Reproduce the records that follow in full, excluding any picture they contain.

[begin Raw data]

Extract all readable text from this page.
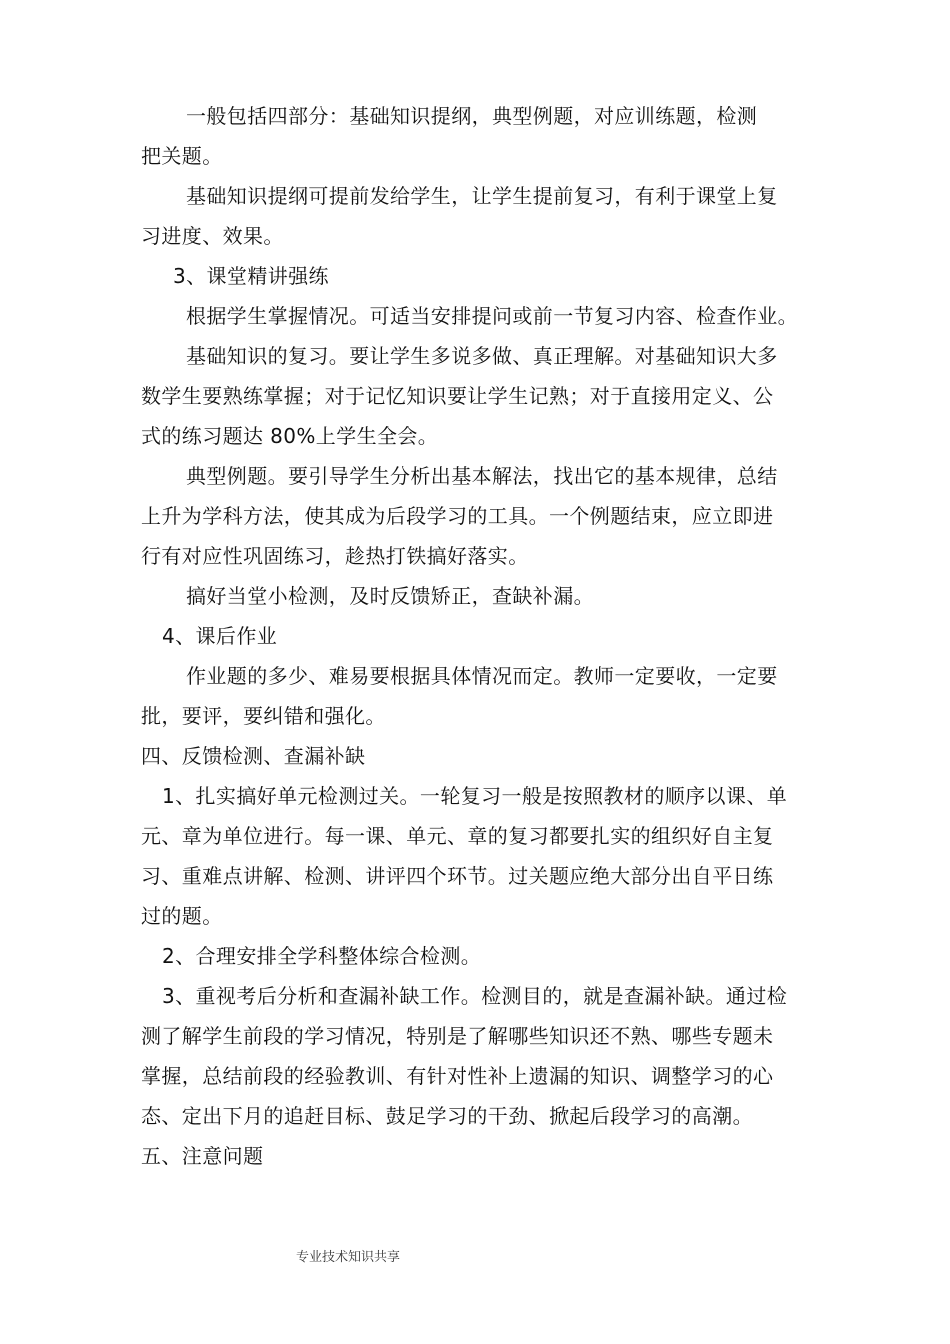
一般包括四部分：基础知识提纲，典型例题，对应训练题，检测
把关题。
基础知识提纲可提前发给学生，让学生提前复习，有利于课堂上复
习进度、效果。
3、课堂精讲强练
根据学生掌握情况。可适当安排提问或前一节复习内容、检查作业。
基础知识的复习。要让学生多说多做、真正理解。对基础知识大多
数学生要熟练掌握；对于记忆知识要让学生记熟；对于直接用定义、公
式的练习题达 80%上学生全会。
典型例题。要引导学生分析出基本解法，找出它的基本规律，总结
上升为学科方法，使其成为后段学习的工具。一个例题结束，应立即进
行有对应性巩固练习，趁热打铁搞好落实。
搞好当堂小检测，及时反馈矫正，查缺补漏。
4、课后作业
作业题的多少、难易要根据具体情况而定。教师一定要收，一定要
批，要评，要纠错和强化。
四、反馈检测、查漏补缺
1、扎实搞好单元检测过关。一轮复习一般是按照教材的顺序以课、单
元、章为单位进行。每一课、单元、章的复习都要扎实的组织好自主复
习、重难点讲解、检测、讲评四个环节。过关题应绝大部分出自平日练
过的题。
2、合理安排全学科整体综合检测。
3、重视考后分析和查漏补缺工作。检测目的，就是查漏补缺。通过检
测了解学生前段的学习情况，特别是了解哪些知识还不熟、哪些专题未
掌握，总结前段的经验教训、有针对性补上遗漏的知识、调整学习的心
态、定出下月的追赶目标、鼓足学习的干劲、掀起后段学习的高潮。
五、注意问题
专业技术知识共享
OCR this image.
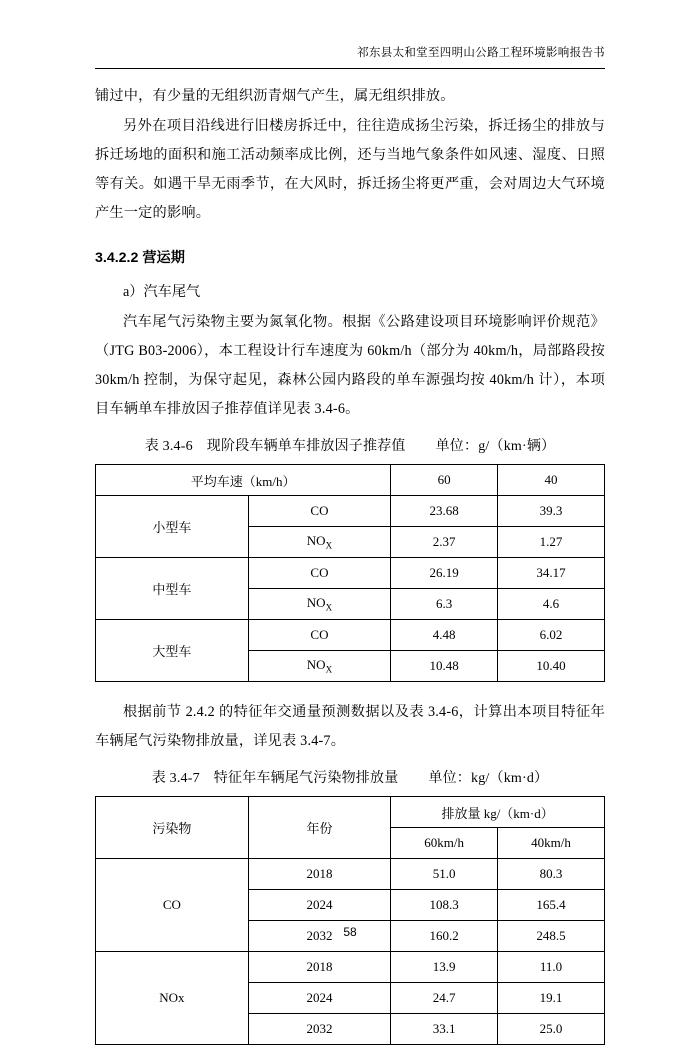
祁东县太和堂至四明山公路工程环境影响报告书

铺过中，有少量的无组织沥青烟气产生，属无组织排放。

另外在项目沿线进行旧楼房拆迁中，往往造成扬尘污染，拆迁扬尘的排放与拆迁场地的面积和施工活动频率成比例，还与当地气象条件如风速、湿度、日照等有关。如遇干旱无雨季节，在大风时，拆迁扬尘将更严重，会对周边大气环境产生一定的影响。

3.4.2.2 营运期

a）汽车尾气

汽车尾气污染物主要为氮氧化物。根据《公路建设项目环境影响评价规范》（JTG B03-2006），本工程设计行车速度为 60km/h（部分为 40km/h，局部路段按 30km/h 控制，为保守起见，森林公园内路段的单车源强均按 40km/h 计），本项目车辆单车排放因子推荐值详见表 3.4-6。

表 3.4-6 现阶段车辆单车排放因子推荐值 单位：g/（km·辆）
平均车速（km/h）		60	40
小型车	CO	23.68	39.3
	$NO_X$	2.37	1.27
中型车	CO	26.19	34.17
	$NO_X$	6.3	4.6
大型车	CO	4.48	6.02
	$NO_X$	10.48	10.40

根据前节 2.4.2 的特征年交通量预测数据以及表 3.4-6，计算出本项目特征年车辆尾气污染物排放量，详见表 3.4-7。

表 3.4-7 特征年车辆尾气污染物排放量 单位：kg/（km·d）
污染物	年份	排放量 kg/（km·d）	
		60km/h	40km/h
CO	2018	51.0	80.3
	2024	108.3	165.4
	2032	160.2	248.5
NOx	2018	13.9	11.0
	2024	24.7	19.1
	2032	33.1	25.0
58
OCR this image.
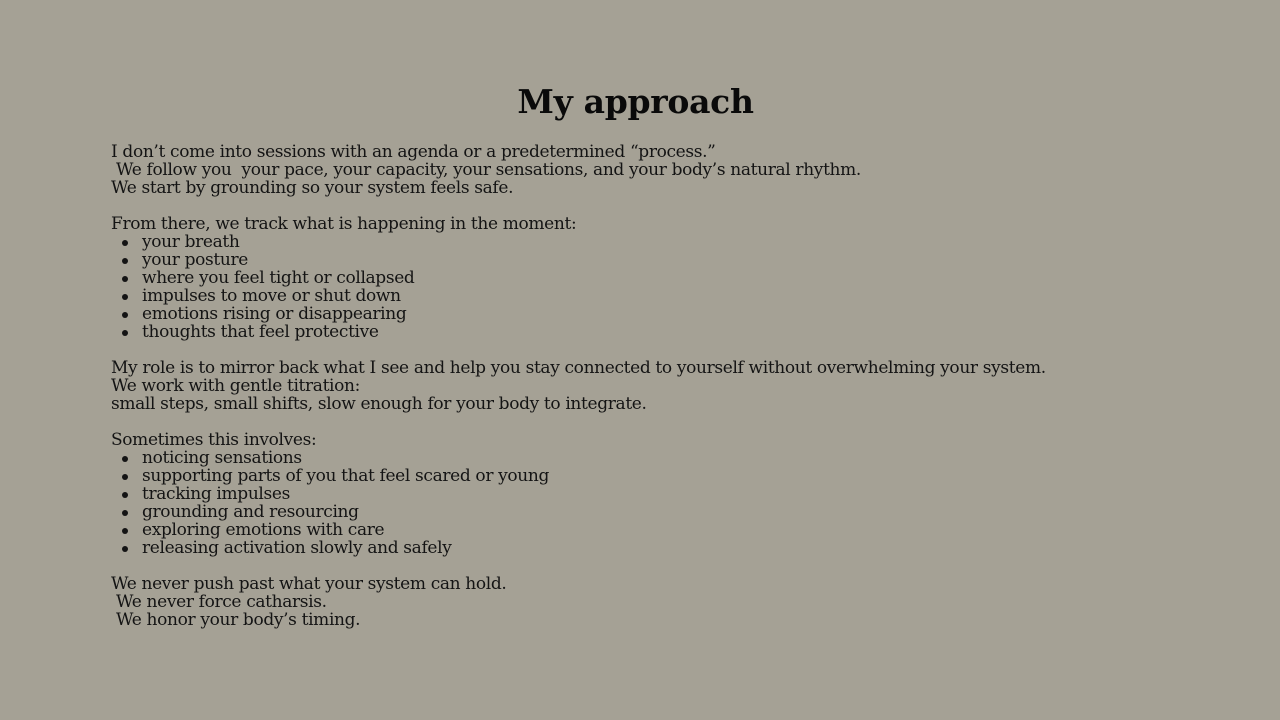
My approach
I don’t come into sessions with an agenda or a predetermined “process.”
We follow you  your pace, your capacity, your sensations, and your body’s natural rhythm.
We start by grounding so your system feels safe.
From there, we track what is happening in the moment:
your breath
your posture
where you feel tight or collapsed
impulses to move or shut down
emotions rising or disappearing
thoughts that feel protective
My role is to mirror back what I see and help you stay connected to yourself without overwhelming your system.
We work with gentle titration:
small steps, small shifts, slow enough for your body to integrate.
Sometimes this involves:
noticing sensations
supporting parts of you that feel scared or young
tracking impulses
grounding and resourcing
exploring emotions with care
releasing activation slowly and safely
We never push past what your system can hold.
We never force catharsis.
We honor your body’s timing.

[end Raw data]

(The output)
Extract all readable text from this page.
一般包括四部分：基础知识提纲，典型例题，对应训练题，检测
把关题。
基础知识提纲可提前发给学生，让学生提前复习，有利于课堂上复
习进度、效果。
3、课堂精讲强练
根据学生掌握情况。可适当安排提问或前一节复习内容、检查作业。
基础知识的复习。要让学生多说多做、真正理解。对基础知识大多
数学生要熟练掌握；对于记忆知识要让学生记熟；对于直接用定义、公
式的练习题达 80%上学生全会。
典型例题。要引导学生分析出基本解法，找出它的基本规律，总结
上升为学科方法，使其成为后段学习的工具。一个例题结束，应立即进
行有对应性巩固练习，趁热打铁搞好落实。
搞好当堂小检测，及时反馈矫正，查缺补漏。
4、课后作业
作业题的多少、难易要根据具体情况而定。教师一定要收，一定要
批，要评，要纠错和强化。
四、反馈检测、查漏补缺
1、扎实搞好单元检测过关。一轮复习一般是按照教材的顺序以课、单
元、章为单位进行。每一课、单元、章的复习都要扎实的组织好自主复
习、重难点讲解、检测、讲评四个环节。过关题应绝大部分出自平日练
过的题。
2、合理安排全学科整体综合检测。
3、重视考后分析和查漏补缺工作。检测目的，就是查漏补缺。通过检
测了解学生前段的学习情况，特别是了解哪些知识还不熟、哪些专题未
掌握，总结前段的经验教训、有针对性补上遗漏的知识、调整学习的心
态、定出下月的追赶目标、鼓足学习的干劲、掀起后段学习的高潮。
五、注意问题
专业技术知识共享
OCR this image.
祁东县太和堂至四明山公路工程环境影响报告书

铺过中，有少量的无组织沥青烟气产生，属无组织排放。

另外在项目沿线进行旧楼房拆迁中，往往造成扬尘污染，拆迁扬尘的排放与拆迁场地的面积和施工活动频率成比例，还与当地气象条件如风速、湿度、日照等有关。如遇干旱无雨季节，在大风时，拆迁扬尘将更严重，会对周边大气环境产生一定的影响。

3.4.2.2 营运期

a）汽车尾气

汽车尾气污染物主要为氮氧化物。根据《公路建设项目环境影响评价规范》（JTG B03-2006），本工程设计行车速度为 60km/h（部分为 40km/h，局部路段按 30km/h 控制，为保守起见，森林公园内路段的单车源强均按 40km/h 计），本项目车辆单车排放因子推荐值详见表 3.4-6。

表 3.4-6 现阶段车辆单车排放因子推荐值 单位：g/（km·辆）
平均车速（km/h）		60	40
小型车	CO	23.68	39.3
	$NO_X$	2.37	1.27
中型车	CO	26.19	34.17
	$NO_X$	6.3	4.6
大型车	CO	4.48	6.02
	$NO_X$	10.48	10.40

根据前节 2.4.2 的特征年交通量预测数据以及表 3.4-6，计算出本项目特征年车辆尾气污染物排放量，详见表 3.4-7。

表 3.4-7 特征年车辆尾气污染物排放量 单位：kg/（km·d）
污染物	年份	排放量 kg/（km·d）	
		60km/h	40km/h
CO	2018	51.0	80.3
	2024	108.3	165.4
	2032	160.2	248.5
NOx	2018	13.9	11.0
	2024	24.7	19.1
	2032	33.1	25.0
58
OCR this image.
My approach
I don’t come into sessions with an agenda or a predetermined “process.”
We follow you  your pace, your capacity, your sensations, and your body’s natural rhythm.
We start by grounding so your system feels safe.
From there, we track what is happening in the moment:
your breath
your posture
where you feel tight or collapsed
impulses to move or shut down
emotions rising or disappearing
thoughts that feel protective
My role is to mirror back what I see and help you stay connected to yourself without overwhelming your system.
We work with gentle titration:
small steps, small shifts, slow enough for your body to integrate.
Sometimes this involves:
noticing sensations
supporting parts of you that feel scared or young
tracking impulses
grounding and resourcing
exploring emotions with care
releasing activation slowly and safely
We never push past what your system can hold.
We never force catharsis.
We honor your body’s timing.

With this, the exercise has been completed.